• **DATA FOR THIS EXERCISE**
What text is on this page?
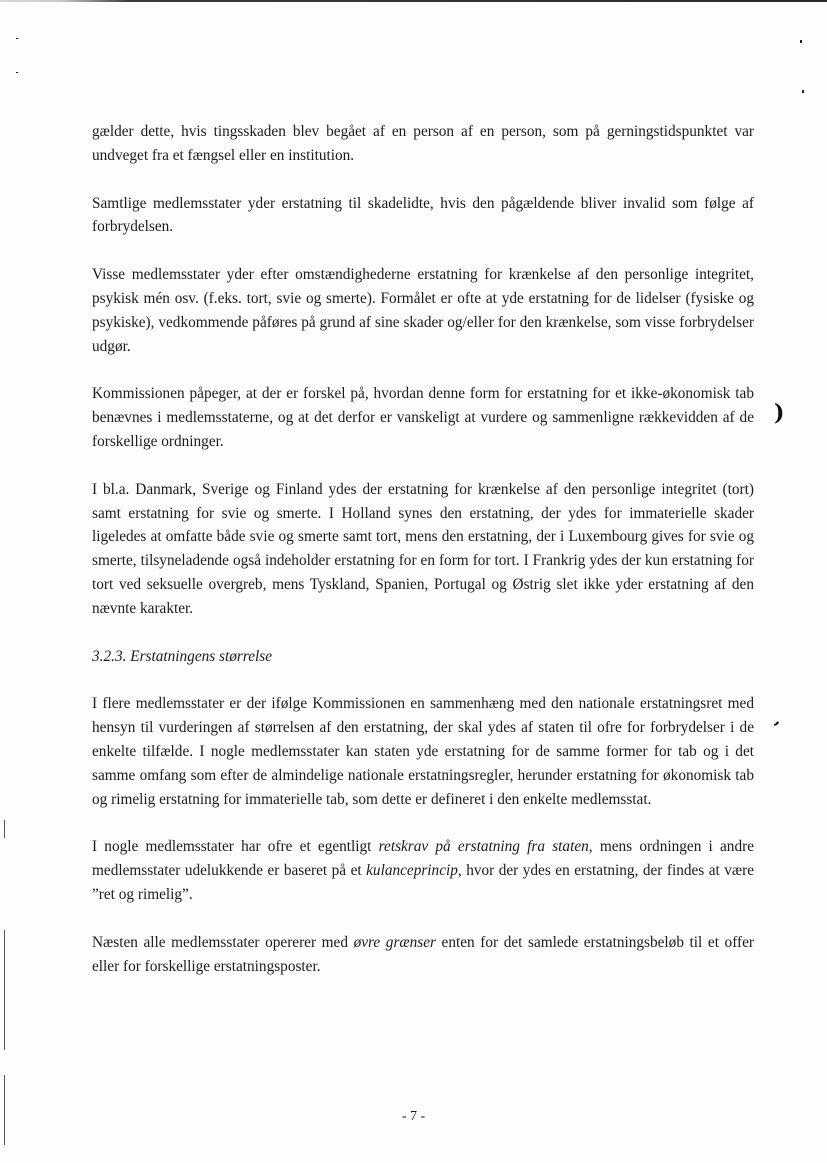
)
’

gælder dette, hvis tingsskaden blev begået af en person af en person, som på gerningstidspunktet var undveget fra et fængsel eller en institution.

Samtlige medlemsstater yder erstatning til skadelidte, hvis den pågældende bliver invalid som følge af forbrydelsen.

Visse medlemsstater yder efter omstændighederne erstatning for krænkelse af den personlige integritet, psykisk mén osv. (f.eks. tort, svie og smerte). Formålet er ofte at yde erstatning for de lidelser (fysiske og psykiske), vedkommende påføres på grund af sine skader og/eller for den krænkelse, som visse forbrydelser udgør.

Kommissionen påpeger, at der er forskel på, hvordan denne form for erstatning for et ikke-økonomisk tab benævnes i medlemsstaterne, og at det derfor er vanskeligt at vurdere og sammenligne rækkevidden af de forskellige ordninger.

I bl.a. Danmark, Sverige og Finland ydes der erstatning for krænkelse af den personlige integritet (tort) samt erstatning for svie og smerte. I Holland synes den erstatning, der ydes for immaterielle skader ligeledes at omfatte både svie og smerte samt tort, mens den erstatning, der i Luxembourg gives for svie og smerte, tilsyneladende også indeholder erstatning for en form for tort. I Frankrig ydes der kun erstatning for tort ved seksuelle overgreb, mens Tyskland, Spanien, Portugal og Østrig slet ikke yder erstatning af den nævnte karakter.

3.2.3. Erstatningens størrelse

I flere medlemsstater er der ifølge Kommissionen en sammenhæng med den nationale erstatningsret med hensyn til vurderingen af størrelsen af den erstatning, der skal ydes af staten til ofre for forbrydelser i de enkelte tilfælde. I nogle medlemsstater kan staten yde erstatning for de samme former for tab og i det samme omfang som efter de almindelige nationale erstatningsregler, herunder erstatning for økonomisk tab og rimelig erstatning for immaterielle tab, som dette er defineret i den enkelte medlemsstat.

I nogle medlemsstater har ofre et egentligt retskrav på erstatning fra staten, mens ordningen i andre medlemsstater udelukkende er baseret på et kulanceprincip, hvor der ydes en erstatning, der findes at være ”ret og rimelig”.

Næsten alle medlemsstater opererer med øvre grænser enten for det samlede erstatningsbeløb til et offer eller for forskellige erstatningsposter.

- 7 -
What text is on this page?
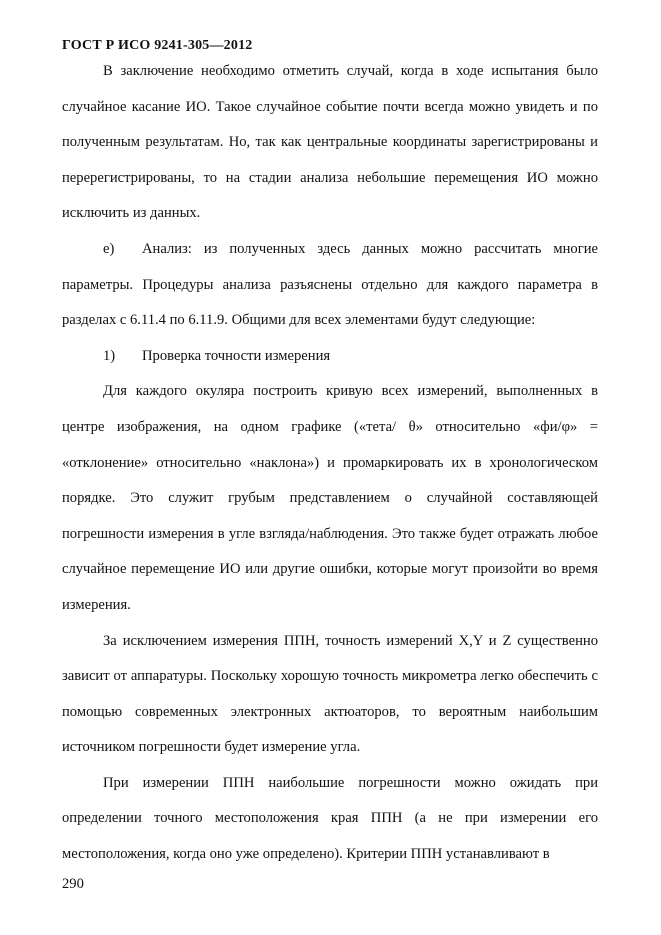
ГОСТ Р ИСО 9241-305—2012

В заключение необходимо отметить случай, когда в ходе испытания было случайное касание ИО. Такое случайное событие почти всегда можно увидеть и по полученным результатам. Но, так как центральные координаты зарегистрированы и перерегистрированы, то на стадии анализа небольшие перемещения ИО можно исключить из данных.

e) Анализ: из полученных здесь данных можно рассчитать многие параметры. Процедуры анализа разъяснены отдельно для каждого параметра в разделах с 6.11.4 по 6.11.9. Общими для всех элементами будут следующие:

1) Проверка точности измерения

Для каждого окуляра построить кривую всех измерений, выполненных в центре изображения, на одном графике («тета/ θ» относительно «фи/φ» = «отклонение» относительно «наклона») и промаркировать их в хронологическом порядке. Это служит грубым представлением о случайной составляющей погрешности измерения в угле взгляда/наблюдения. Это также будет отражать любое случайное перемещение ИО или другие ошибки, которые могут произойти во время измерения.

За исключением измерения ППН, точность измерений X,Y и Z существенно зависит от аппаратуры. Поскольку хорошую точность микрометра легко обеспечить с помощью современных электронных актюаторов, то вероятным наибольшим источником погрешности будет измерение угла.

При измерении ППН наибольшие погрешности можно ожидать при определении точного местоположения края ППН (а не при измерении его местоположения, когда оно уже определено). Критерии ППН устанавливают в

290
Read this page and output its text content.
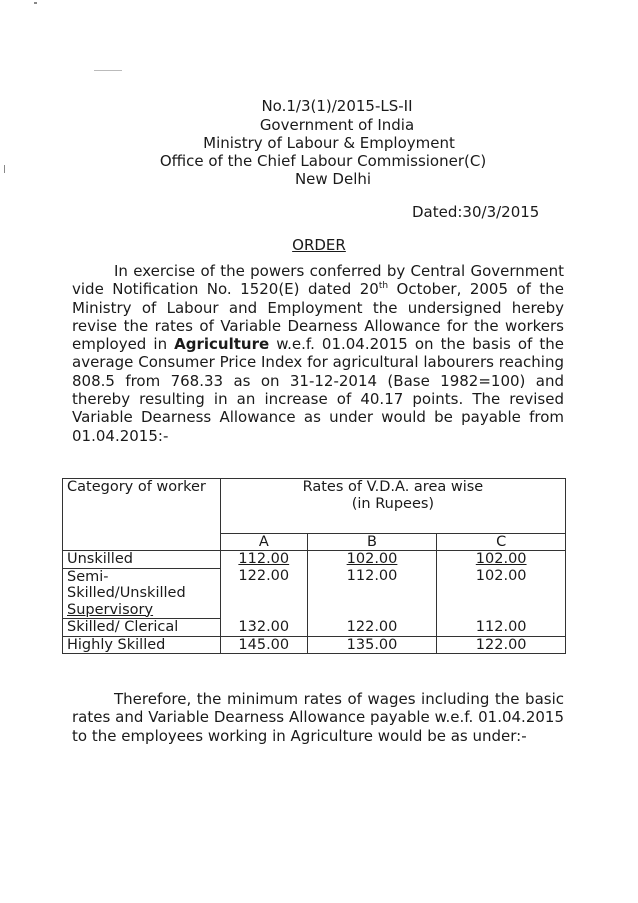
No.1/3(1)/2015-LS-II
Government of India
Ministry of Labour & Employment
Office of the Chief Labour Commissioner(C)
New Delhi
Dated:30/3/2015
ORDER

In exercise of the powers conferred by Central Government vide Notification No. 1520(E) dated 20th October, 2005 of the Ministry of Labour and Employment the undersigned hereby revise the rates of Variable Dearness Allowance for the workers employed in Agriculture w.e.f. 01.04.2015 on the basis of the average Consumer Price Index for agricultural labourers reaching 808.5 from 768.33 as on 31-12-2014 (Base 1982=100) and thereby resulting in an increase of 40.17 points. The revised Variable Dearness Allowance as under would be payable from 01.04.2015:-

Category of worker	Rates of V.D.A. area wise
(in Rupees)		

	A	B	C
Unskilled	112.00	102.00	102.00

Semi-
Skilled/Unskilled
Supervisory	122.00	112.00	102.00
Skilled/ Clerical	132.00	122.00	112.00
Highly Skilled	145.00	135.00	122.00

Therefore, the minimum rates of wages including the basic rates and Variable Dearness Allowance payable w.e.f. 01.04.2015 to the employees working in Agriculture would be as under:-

• **TO BE DONE**
Quote the data above in full and without alteration; skip the pictures.

• **RESPONSE TO THE EXERCISE**
What text is on this page?
)
’

gælder dette, hvis tingsskaden blev begået af en person af en person, som på gerningstidspunktet var undveget fra et fængsel eller en institution.

Samtlige medlemsstater yder erstatning til skadelidte, hvis den pågældende bliver invalid som følge af forbrydelsen.

Visse medlemsstater yder efter omstændighederne erstatning for krænkelse af den personlige integritet, psykisk mén osv. (f.eks. tort, svie og smerte). Formålet er ofte at yde erstatning for de lidelser (fysiske og psykiske), vedkommende påføres på grund af sine skader og/eller for den krænkelse, som visse forbrydelser udgør.

Kommissionen påpeger, at der er forskel på, hvordan denne form for erstatning for et ikke-økonomisk tab benævnes i medlemsstaterne, og at det derfor er vanskeligt at vurdere og sammenligne rækkevidden af de forskellige ordninger.

I bl.a. Danmark, Sverige og Finland ydes der erstatning for krænkelse af den personlige integritet (tort) samt erstatning for svie og smerte. I Holland synes den erstatning, der ydes for immaterielle skader ligeledes at omfatte både svie og smerte samt tort, mens den erstatning, der i Luxembourg gives for svie og smerte, tilsyneladende også indeholder erstatning for en form for tort. I Frankrig ydes der kun erstatning for tort ved seksuelle overgreb, mens Tyskland, Spanien, Portugal og Østrig slet ikke yder erstatning af den nævnte karakter.

3.2.3. Erstatningens størrelse

I flere medlemsstater er der ifølge Kommissionen en sammenhæng med den nationale erstatningsret med hensyn til vurderingen af størrelsen af den erstatning, der skal ydes af staten til ofre for forbrydelser i de enkelte tilfælde. I nogle medlemsstater kan staten yde erstatning for de samme former for tab og i det samme omfang som efter de almindelige nationale erstatningsregler, herunder erstatning for økonomisk tab og rimelig erstatning for immaterielle tab, som dette er defineret i den enkelte medlemsstat.

I nogle medlemsstater har ofre et egentligt retskrav på erstatning fra staten, mens ordningen i andre medlemsstater udelukkende er baseret på et kulanceprincip, hvor der ydes en erstatning, der findes at være ”ret og rimelig”.

Næsten alle medlemsstater opererer med øvre grænser enten for det samlede erstatningsbeløb til et offer eller for forskellige erstatningsposter.

- 7 -
What text is on this page?
ГОСТ Р ИСО 9241-305—2012

В заключение необходимо отметить случай, когда в ходе испытания было случайное касание ИО. Такое случайное событие почти всегда можно увидеть и по полученным результатам. Но, так как центральные координаты зарегистрированы и перерегистрированы, то на стадии анализа небольшие перемещения ИО можно исключить из данных.

e) Анализ: из полученных здесь данных можно рассчитать многие параметры. Процедуры анализа разъяснены отдельно для каждого параметра в разделах с 6.11.4 по 6.11.9. Общими для всех элементами будут следующие:

1) Проверка точности измерения

Для каждого окуляра построить кривую всех измерений, выполненных в центре изображения, на одном графике («тета/ θ» относительно «фи/φ» = «отклонение» относительно «наклона») и промаркировать их в хронологическом порядке. Это служит грубым представлением о случайной составляющей погрешности измерения в угле взгляда/наблюдения. Это также будет отражать любое случайное перемещение ИО или другие ошибки, которые могут произойти во время измерения.

За исключением измерения ППН, точность измерений X,Y и Z существенно зависит от аппаратуры. Поскольку хорошую точность микрометра легко обеспечить с помощью современных электронных актюаторов, то вероятным наибольшим источником погрешности будет измерение угла.

При измерении ППН наибольшие погрешности можно ожидать при определении точного местоположения края ППН (а не при измерении его местоположения, когда оно уже определено). Критерии ППН устанавливают в

290
Read this page and output its text content.
No.1/3(1)/2015-LS-II
Government of India
Ministry of Labour & Employment
Office of the Chief Labour Commissioner(C)
New Delhi
Dated:30/3/2015
ORDER

In exercise of the powers conferred by Central Government vide Notification No. 1520(E) dated 20th October, 2005 of the Ministry of Labour and Employment the undersigned hereby revise the rates of Variable Dearness Allowance for the workers employed in Agriculture w.e.f. 01.04.2015 on the basis of the average Consumer Price Index for agricultural labourers reaching 808.5 from 768.33 as on 31-12-2014 (Base 1982=100) and thereby resulting in an increase of 40.17 points. The revised Variable Dearness Allowance as under would be payable from 01.04.2015:-

Category of worker	Rates of V.D.A. area wise
(in Rupees)		

	A	B	C
Unskilled	112.00	102.00	102.00

Semi-
Skilled/Unskilled
Supervisory	122.00	112.00	102.00
Skilled/ Clerical	132.00	122.00	112.00
Highly Skilled	145.00	135.00	122.00

Therefore, the minimum rates of wages including the basic rates and Variable Dearness Allowance payable w.e.f. 01.04.2015 to the employees working in Agriculture would be as under:-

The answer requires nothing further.